[start]

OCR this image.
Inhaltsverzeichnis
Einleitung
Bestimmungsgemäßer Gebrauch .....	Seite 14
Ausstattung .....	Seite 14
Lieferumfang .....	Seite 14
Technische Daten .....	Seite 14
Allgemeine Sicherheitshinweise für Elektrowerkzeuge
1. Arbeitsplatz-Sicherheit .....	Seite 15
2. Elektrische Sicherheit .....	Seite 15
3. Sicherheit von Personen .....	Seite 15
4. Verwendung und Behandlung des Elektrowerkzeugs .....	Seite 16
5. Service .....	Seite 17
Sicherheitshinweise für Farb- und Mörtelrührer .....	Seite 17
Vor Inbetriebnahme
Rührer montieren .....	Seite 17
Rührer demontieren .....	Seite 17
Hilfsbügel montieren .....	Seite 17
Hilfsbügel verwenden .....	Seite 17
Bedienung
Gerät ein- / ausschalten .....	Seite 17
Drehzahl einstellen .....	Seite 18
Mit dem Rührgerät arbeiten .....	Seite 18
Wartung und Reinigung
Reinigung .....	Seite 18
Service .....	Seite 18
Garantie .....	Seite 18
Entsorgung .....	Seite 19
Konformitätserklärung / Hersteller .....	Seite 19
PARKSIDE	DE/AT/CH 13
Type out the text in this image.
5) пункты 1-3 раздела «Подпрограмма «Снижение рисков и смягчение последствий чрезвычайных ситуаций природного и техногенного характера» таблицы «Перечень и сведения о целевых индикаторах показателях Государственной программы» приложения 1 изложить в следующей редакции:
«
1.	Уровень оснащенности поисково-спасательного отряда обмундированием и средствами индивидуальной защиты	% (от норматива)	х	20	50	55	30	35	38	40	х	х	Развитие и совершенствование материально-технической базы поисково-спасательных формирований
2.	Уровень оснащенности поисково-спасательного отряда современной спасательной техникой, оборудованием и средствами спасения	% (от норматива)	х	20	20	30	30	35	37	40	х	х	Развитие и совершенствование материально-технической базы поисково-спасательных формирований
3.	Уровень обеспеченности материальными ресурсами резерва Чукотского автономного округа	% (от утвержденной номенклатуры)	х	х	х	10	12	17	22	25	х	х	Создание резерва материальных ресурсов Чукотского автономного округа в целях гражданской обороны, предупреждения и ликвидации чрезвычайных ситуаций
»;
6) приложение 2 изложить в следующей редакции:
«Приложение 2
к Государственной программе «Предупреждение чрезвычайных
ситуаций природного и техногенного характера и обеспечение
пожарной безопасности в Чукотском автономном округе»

[end]

Reproduce the listing in full. Keep it exactly as written.

- _Result_:
OCR this image.
Inhaltsverzeichnis
Einleitung
Bestimmungsgemäßer Gebrauch .....	Seite 14
Ausstattung .....	Seite 14
Lieferumfang .....	Seite 14
Technische Daten .....	Seite 14
Allgemeine Sicherheitshinweise für Elektrowerkzeuge
1. Arbeitsplatz-Sicherheit .....	Seite 15
2. Elektrische Sicherheit .....	Seite 15
3. Sicherheit von Personen .....	Seite 15
4. Verwendung und Behandlung des Elektrowerkzeugs .....	Seite 16
5. Service .....	Seite 17
Sicherheitshinweise für Farb- und Mörtelrührer .....	Seite 17
Vor Inbetriebnahme
Rührer montieren .....	Seite 17
Rührer demontieren .....	Seite 17
Hilfsbügel montieren .....	Seite 17
Hilfsbügel verwenden .....	Seite 17
Bedienung
Gerät ein- / ausschalten .....	Seite 17
Drehzahl einstellen .....	Seite 18
Mit dem Rührgerät arbeiten .....	Seite 18
Wartung und Reinigung
Reinigung .....	Seite 18
Service .....	Seite 18
Garantie .....	Seite 18
Entsorgung .....	Seite 19
Konformitätserklärung / Hersteller .....	Seite 19
PARKSIDE	DE/AT/CH 13
Type out the text in this image.
5) пункты 1-3 раздела «Подпрограмма «Снижение рисков и смягчение последствий чрезвычайных ситуаций природного и техногенного характера» таблицы «Перечень и сведения о целевых индикаторах показателях Государственной программы» приложения 1 изложить в следующей редакции:
«
1.	Уровень оснащенности поисково-спасательного отряда обмундированием и средствами индивидуальной защиты	% (от норматива)	х	20	50	55	30	35	38	40	х	х	Развитие и совершенствование материально-технической базы поисково-спасательных формирований
2.	Уровень оснащенности поисково-спасательного отряда современной спасательной техникой, оборудованием и средствами спасения	% (от норматива)	х	20	20	30	30	35	37	40	х	х	Развитие и совершенствование материально-технической базы поисково-спасательных формирований
3.	Уровень обеспеченности материальными ресурсами резерва Чукотского автономного округа	% (от утвержденной номенклатуры)	х	х	х	10	12	17	22	25	х	х	Создание резерва материальных ресурсов Чукотского автономного округа в целях гражданской обороны, предупреждения и ликвидации чрезвычайных ситуаций
»;
6) приложение 2 изложить в следующей редакции:
«Приложение 2
к Государственной программе «Предупреждение чрезвычайных
ситуаций природного и техногенного характера и обеспечение
пожарной безопасности в Чукотском автономном округе»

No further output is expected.